» Short task
Write out each record below exactly as it appears, with no pictures.

» Dataset excerpts
>>
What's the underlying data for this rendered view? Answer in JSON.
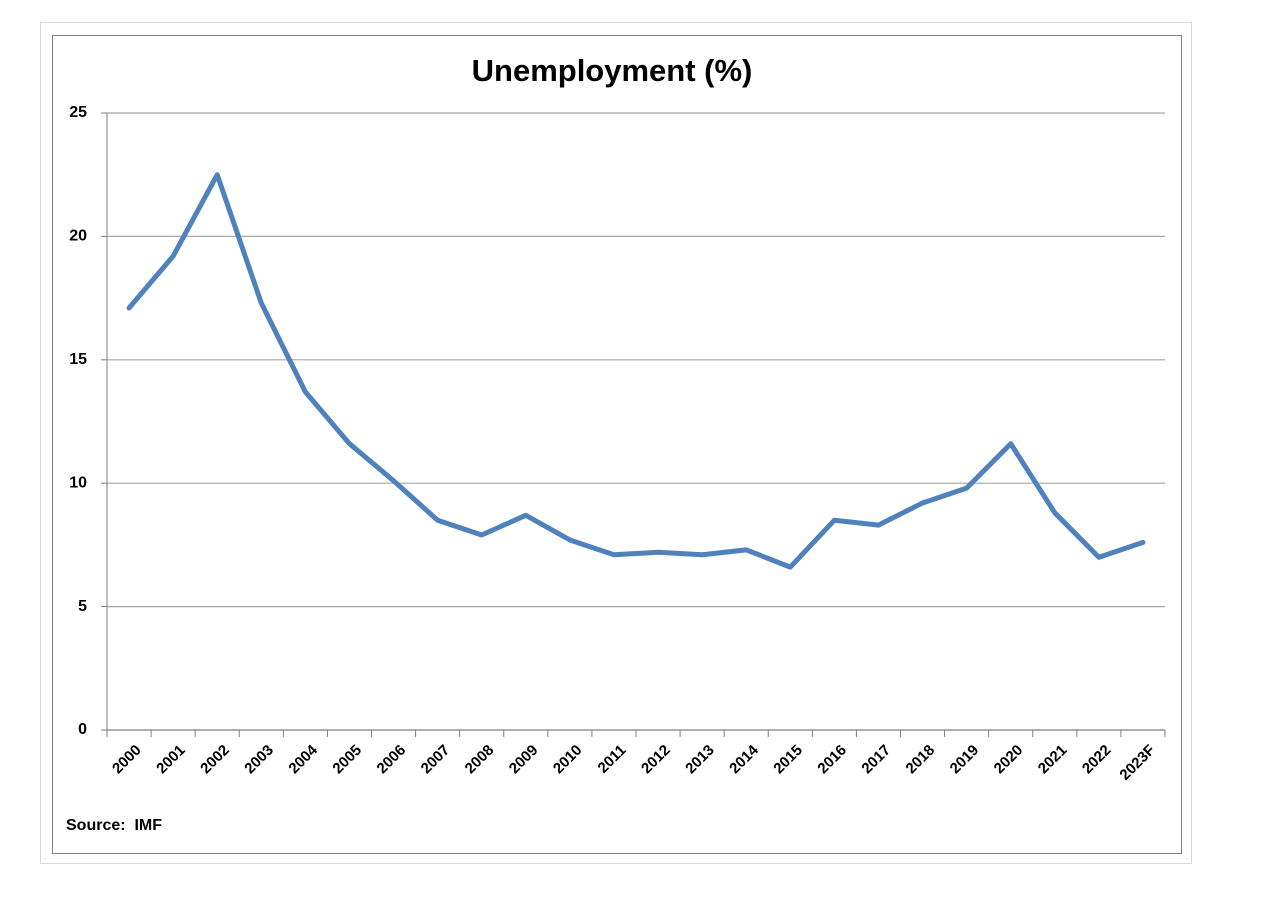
{
  "chart_data": {
    "type": "line",
    "title": "Unemployment (%)",
    "categories": [
      "2000",
      "2001",
      "2002",
      "2003",
      "2004",
      "2005",
      "2006",
      "2007",
      "2008",
      "2009",
      "2010",
      "2011",
      "2012",
      "2013",
      "2014",
      "2015",
      "2016",
      "2017",
      "2018",
      "2019",
      "2020",
      "2021",
      "2022",
      "2023F"
    ],
    "values": [
      17.1,
      19.2,
      22.5,
      17.3,
      13.7,
      11.6,
      10.1,
      8.5,
      7.9,
      8.7,
      7.7,
      7.1,
      7.2,
      7.1,
      7.3,
      6.6,
      8.5,
      8.3,
      9.2,
      9.8,
      11.6,
      8.8,
      7.0,
      7.6
    ],
    "color": "#4f81bd",
    "ylim": [
      0,
      25
    ],
    "yticks": [
      0,
      5,
      10,
      15,
      20,
      25
    ],
    "grid": true,
    "source": "Source:  IMF"
  }
}
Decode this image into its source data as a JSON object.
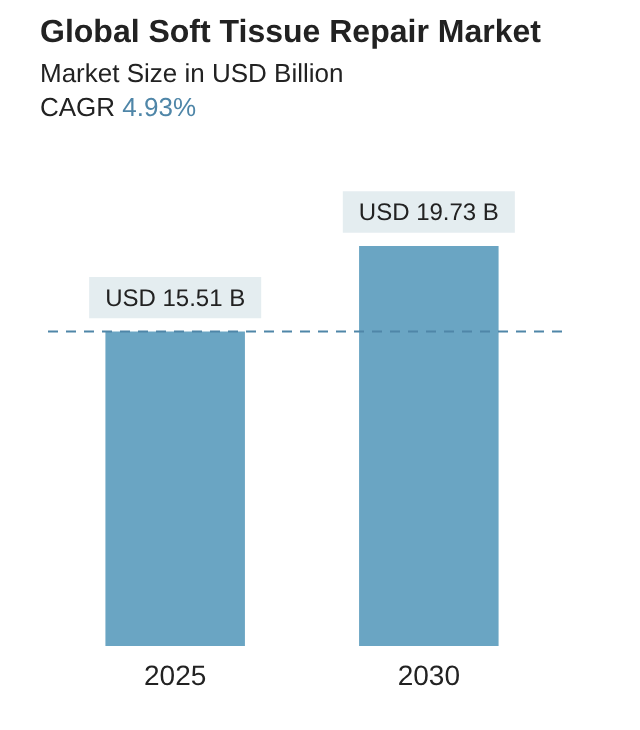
{
  "chart_data": {
    "type": "bar",
    "title": "Global Soft Tissue Repair Market",
    "subtitle": "Market Size in USD Billion",
    "annotations": [
      "CAGR 4.93%"
    ],
    "categories": [
      "2025",
      "2030"
    ],
    "values": [
      15.51,
      19.73
    ],
    "color": "#6aa5c3",
    "value_labels": [
      "USD 15.51 B",
      "USD 19.73 B"
    ],
    "ref_lines": [
      {
        "axis": "y",
        "value": 15.51,
        "label": null,
        "color": "#4f86a8",
        "line_style": "dashed"
      }
    ]
  }
}
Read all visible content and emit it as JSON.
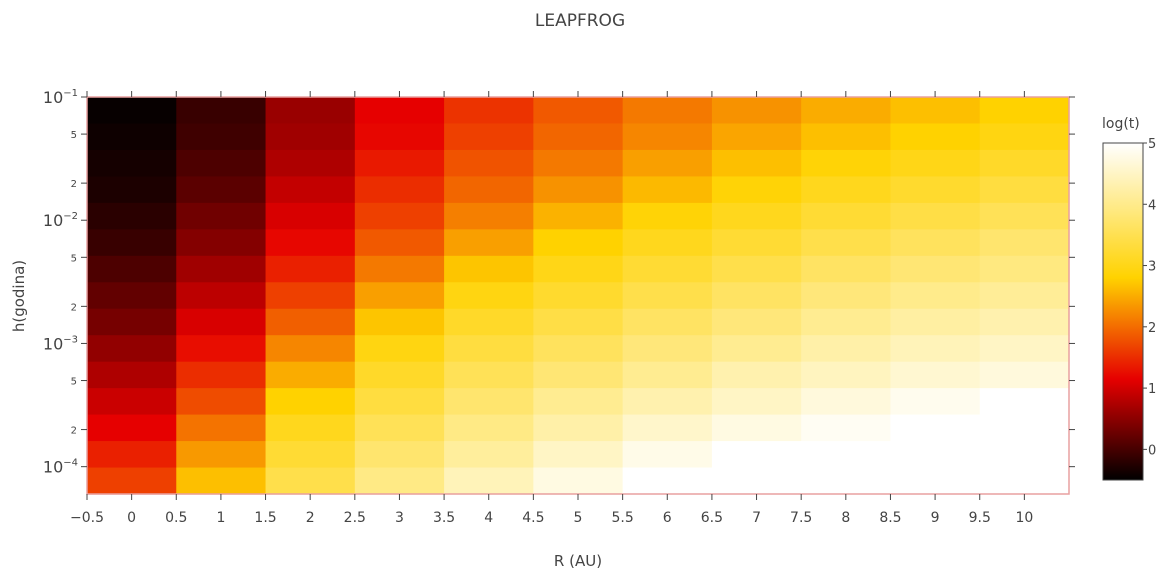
{
  "chart_data": {
    "type": "heatmap",
    "title": "LEAPFROG",
    "xlabel": "R (AU)",
    "ylabel": "h(godina)",
    "x_scale": "linear",
    "y_scale": "log",
    "x_categories": [
      0,
      1,
      2,
      3,
      4,
      5,
      6,
      7,
      8,
      9,
      10
    ],
    "x_tick_labels": [
      "−0.5",
      "0",
      "0.5",
      "1",
      "1.5",
      "2",
      "2.5",
      "3",
      "3.5",
      "4",
      "4.5",
      "5",
      "5.5",
      "6",
      "6.5",
      "7",
      "7.5",
      "8",
      "8.5",
      "9",
      "9.5",
      "10"
    ],
    "x_tick_values": [
      -0.5,
      0,
      0.5,
      1,
      1.5,
      2,
      2.5,
      3,
      3.5,
      4,
      4.5,
      5,
      5.5,
      6,
      6.5,
      7,
      7.5,
      8,
      8.5,
      9,
      9.5,
      10
    ],
    "xlim": [
      -0.5,
      10.5
    ],
    "y_major_ticks": [
      {
        "value": 0.1,
        "base": "10",
        "exp": "−1"
      },
      {
        "value": 0.01,
        "base": "10",
        "exp": "−2"
      },
      {
        "value": 0.001,
        "base": "10",
        "exp": "−3"
      },
      {
        "value": 0.0001,
        "base": "10",
        "exp": "−4"
      }
    ],
    "y_minor_ticks": [
      {
        "value": 0.05,
        "label": "5"
      },
      {
        "value": 0.02,
        "label": "2"
      },
      {
        "value": 0.005,
        "label": "5"
      },
      {
        "value": 0.002,
        "label": "2"
      },
      {
        "value": 0.0005,
        "label": "5"
      },
      {
        "value": 0.0002,
        "label": "2"
      }
    ],
    "ylim": [
      6e-05,
      0.1
    ],
    "y_values": [
      0.1,
      0.06,
      0.036,
      0.022,
      0.013,
      0.0078,
      0.0046,
      0.0028,
      0.0017,
      0.001,
      0.0006,
      0.00036,
      0.00022,
      0.00013,
      7.8e-05
    ],
    "z": [
      [
        -0.45,
        -0.1,
        0.6,
        1.15,
        1.55,
        1.85,
        2.1,
        2.3,
        2.5,
        2.65,
        2.8
      ],
      [
        -0.4,
        -0.05,
        0.65,
        1.2,
        1.65,
        1.95,
        2.2,
        2.45,
        2.65,
        2.8,
        2.95
      ],
      [
        -0.35,
        0.05,
        0.75,
        1.35,
        1.8,
        2.1,
        2.4,
        2.65,
        2.85,
        3.0,
        3.15
      ],
      [
        -0.3,
        0.15,
        0.9,
        1.5,
        1.95,
        2.3,
        2.6,
        2.85,
        3.05,
        3.2,
        3.35
      ],
      [
        -0.2,
        0.3,
        1.05,
        1.65,
        2.15,
        2.55,
        2.85,
        3.05,
        3.25,
        3.4,
        3.55
      ],
      [
        -0.1,
        0.45,
        1.2,
        1.85,
        2.4,
        2.8,
        3.05,
        3.25,
        3.45,
        3.6,
        3.75
      ],
      [
        0.05,
        0.65,
        1.4,
        2.1,
        2.7,
        3.0,
        3.25,
        3.45,
        3.65,
        3.8,
        3.9
      ],
      [
        0.2,
        0.85,
        1.65,
        2.4,
        2.95,
        3.2,
        3.45,
        3.65,
        3.85,
        4.0,
        4.1
      ],
      [
        0.35,
        1.05,
        1.9,
        2.7,
        3.15,
        3.4,
        3.65,
        3.85,
        4.05,
        4.2,
        4.3
      ],
      [
        0.55,
        1.25,
        2.2,
        2.95,
        3.35,
        3.6,
        3.85,
        4.05,
        4.25,
        4.4,
        4.5
      ],
      [
        0.75,
        1.5,
        2.5,
        3.15,
        3.55,
        3.8,
        4.05,
        4.3,
        4.45,
        4.6,
        4.7
      ],
      [
        0.95,
        1.75,
        2.8,
        3.35,
        3.75,
        4.05,
        4.3,
        4.5,
        4.7,
        4.85,
        5.0
      ],
      [
        1.15,
        2.05,
        3.05,
        3.55,
        3.95,
        4.25,
        4.55,
        4.75,
        4.9,
        5.0,
        5.0
      ],
      [
        1.4,
        2.35,
        3.25,
        3.75,
        4.15,
        4.5,
        4.8,
        5.0,
        5.0,
        5.0,
        5.0
      ],
      [
        1.65,
        2.65,
        3.45,
        3.95,
        4.4,
        4.75,
        5.0,
        5.0,
        5.0,
        5.0,
        5.0
      ]
    ],
    "zlim": [
      -0.5,
      5
    ],
    "colorscale": [
      [
        0,
        "#000000"
      ],
      [
        0.3,
        "#e60000"
      ],
      [
        0.6,
        "#ffd200"
      ],
      [
        1,
        "#ffffff"
      ]
    ],
    "colorbar": {
      "title": "log(t)",
      "tick_values": [
        0,
        1,
        2,
        3,
        4,
        5
      ],
      "tick_labels": [
        "0",
        "1",
        "2",
        "3",
        "4",
        "5"
      ]
    },
    "grid": false,
    "frame_color": "#e8a0a0"
  }
}
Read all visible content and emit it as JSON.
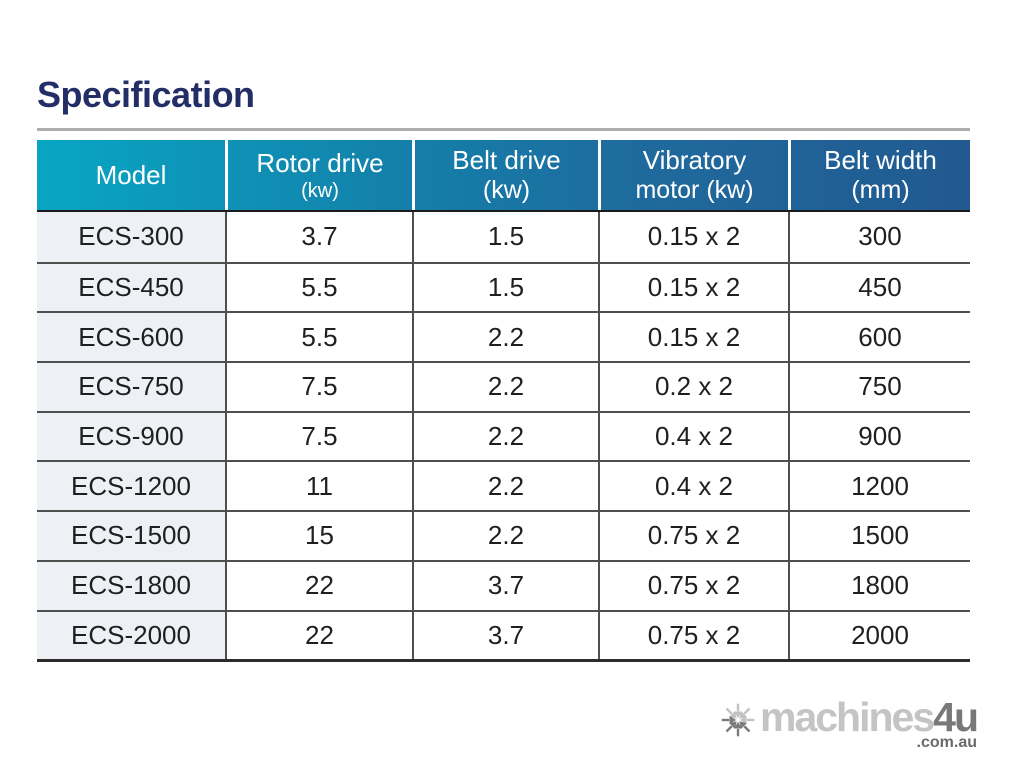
<<
» The response
What's the underlying data for this rendered view? Answer in JSON.
{
  "chart_data": {
    "type": "line",
    "title": "Unemployment (%)",
    "categories": [
      "2000",
      "2001",
      "2002",
      "2003",
      "2004",
      "2005",
      "2006",
      "2007",
      "2008",
      "2009",
      "2010",
      "2011",
      "2012",
      "2013",
      "2014",
      "2015",
      "2016",
      "2017",
      "2018",
      "2019",
      "2020",
      "2021",
      "2022",
      "2023F"
    ],
    "values": [
      17.1,
      19.2,
      22.5,
      17.3,
      13.7,
      11.6,
      10.1,
      8.5,
      7.9,
      8.7,
      7.7,
      7.1,
      7.2,
      7.1,
      7.3,
      6.6,
      8.5,
      8.3,
      9.2,
      9.8,
      11.6,
      8.8,
      7.0,
      7.6
    ],
    "color": "#4f81bd",
    "ylim": [
      0,
      25
    ],
    "yticks": [
      0,
      5,
      10,
      15,
      20,
      25
    ],
    "grid": true,
    "source": "Source:  IMF"
  }
}
Decode this image into its source data as a JSON object.
{
  "chart_data": {
    "type": "bar",
    "title": "Global Soft Tissue Repair Market",
    "subtitle": "Market Size in USD Billion",
    "annotations": [
      "CAGR 4.93%"
    ],
    "categories": [
      "2025",
      "2030"
    ],
    "values": [
      15.51,
      19.73
    ],
    "color": "#6aa5c3",
    "value_labels": [
      "USD 15.51 B",
      "USD 19.73 B"
    ],
    "ref_lines": [
      {
        "axis": "y",
        "value": 15.51,
        "label": null,
        "color": "#4f86a8",
        "line_style": "dashed"
      }
    ]
  }
}
Read all visible content and emit it as JSON.
{
  "chart_data": {
    "type": "heatmap",
    "title": "LEAPFROG",
    "xlabel": "R (AU)",
    "ylabel": "h(godina)",
    "x_scale": "linear",
    "y_scale": "log",
    "x_categories": [
      0,
      1,
      2,
      3,
      4,
      5,
      6,
      7,
      8,
      9,
      10
    ],
    "x_tick_labels": [
      "−0.5",
      "0",
      "0.5",
      "1",
      "1.5",
      "2",
      "2.5",
      "3",
      "3.5",
      "4",
      "4.5",
      "5",
      "5.5",
      "6",
      "6.5",
      "7",
      "7.5",
      "8",
      "8.5",
      "9",
      "9.5",
      "10"
    ],
    "x_tick_values": [
      -0.5,
      0,
      0.5,
      1,
      1.5,
      2,
      2.5,
      3,
      3.5,
      4,
      4.5,
      5,
      5.5,
      6,
      6.5,
      7,
      7.5,
      8,
      8.5,
      9,
      9.5,
      10
    ],
    "xlim": [
      -0.5,
      10.5
    ],
    "y_major_ticks": [
      {
        "value": 0.1,
        "base": "10",
        "exp": "−1"
      },
      {
        "value": 0.01,
        "base": "10",
        "exp": "−2"
      },
      {
        "value": 0.001,
        "base": "10",
        "exp": "−3"
      },
      {
        "value": 0.0001,
        "base": "10",
        "exp": "−4"
      }
    ],
    "y_minor_ticks": [
      {
        "value": 0.05,
        "label": "5"
      },
      {
        "value": 0.02,
        "label": "2"
      },
      {
        "value": 0.005,
        "label": "5"
      },
      {
        "value": 0.002,
        "label": "2"
      },
      {
        "value": 0.0005,
        "label": "5"
      },
      {
        "value": 0.0002,
        "label": "2"
      }
    ],
    "ylim": [
      6e-05,
      0.1
    ],
    "y_values": [
      0.1,
      0.06,
      0.036,
      0.022,
      0.013,
      0.0078,
      0.0046,
      0.0028,
      0.0017,
      0.001,
      0.0006,
      0.00036,
      0.00022,
      0.00013,
      7.8e-05
    ],
    "z": [
      [
        -0.45,
        -0.1,
        0.6,
        1.15,
        1.55,
        1.85,
        2.1,
        2.3,
        2.5,
        2.65,
        2.8
      ],
      [
        -0.4,
        -0.05,
        0.65,
        1.2,
        1.65,
        1.95,
        2.2,
        2.45,
        2.65,
        2.8,
        2.95
      ],
      [
        -0.35,
        0.05,
        0.75,
        1.35,
        1.8,
        2.1,
        2.4,
        2.65,
        2.85,
        3.0,
        3.15
      ],
      [
        -0.3,
        0.15,
        0.9,
        1.5,
        1.95,
        2.3,
        2.6,
        2.85,
        3.05,
        3.2,
        3.35
      ],
      [
        -0.2,
        0.3,
        1.05,
        1.65,
        2.15,
        2.55,
        2.85,
        3.05,
        3.25,
        3.4,
        3.55
      ],
      [
        -0.1,
        0.45,
        1.2,
        1.85,
        2.4,
        2.8,
        3.05,
        3.25,
        3.45,
        3.6,
        3.75
      ],
      [
        0.05,
        0.65,
        1.4,
        2.1,
        2.7,
        3.0,
        3.25,
        3.45,
        3.65,
        3.8,
        3.9
      ],
      [
        0.2,
        0.85,
        1.65,
        2.4,
        2.95,
        3.2,
        3.45,
        3.65,
        3.85,
        4.0,
        4.1
      ],
      [
        0.35,
        1.05,
        1.9,
        2.7,
        3.15,
        3.4,
        3.65,
        3.85,
        4.05,
        4.2,
        4.3
      ],
      [
        0.55,
        1.25,
        2.2,
        2.95,
        3.35,
        3.6,
        3.85,
        4.05,
        4.25,
        4.4,
        4.5
      ],
      [
        0.75,
        1.5,
        2.5,
        3.15,
        3.55,
        3.8,
        4.05,
        4.3,
        4.45,
        4.6,
        4.7
      ],
      [
        0.95,
        1.75,
        2.8,
        3.35,
        3.75,
        4.05,
        4.3,
        4.5,
        4.7,
        4.85,
        5.0
      ],
      [
        1.15,
        2.05,
        3.05,
        3.55,
        3.95,
        4.25,
        4.55,
        4.75,
        4.9,
        5.0,
        5.0
      ],
      [
        1.4,
        2.35,
        3.25,
        3.75,
        4.15,
        4.5,
        4.8,
        5.0,
        5.0,
        5.0,
        5.0
      ],
      [
        1.65,
        2.65,
        3.45,
        3.95,
        4.4,
        4.75,
        5.0,
        5.0,
        5.0,
        5.0,
        5.0
      ]
    ],
    "zlim": [
      -0.5,
      5
    ],
    "colorscale": [
      [
        0,
        "#000000"
      ],
      [
        0.3,
        "#e60000"
      ],
      [
        0.6,
        "#ffd200"
      ],
      [
        1,
        "#ffffff"
      ]
    ],
    "colorbar": {
      "title": "log(t)",
      "tick_values": [
        0,
        1,
        2,
        3,
        4,
        5
      ],
      "tick_labels": [
        "0",
        "1",
        "2",
        "3",
        "4",
        "5"
      ]
    },
    "grid": false,
    "frame_color": "#e8a0a0"
  }
}
Read all visible content and emit it as JSON.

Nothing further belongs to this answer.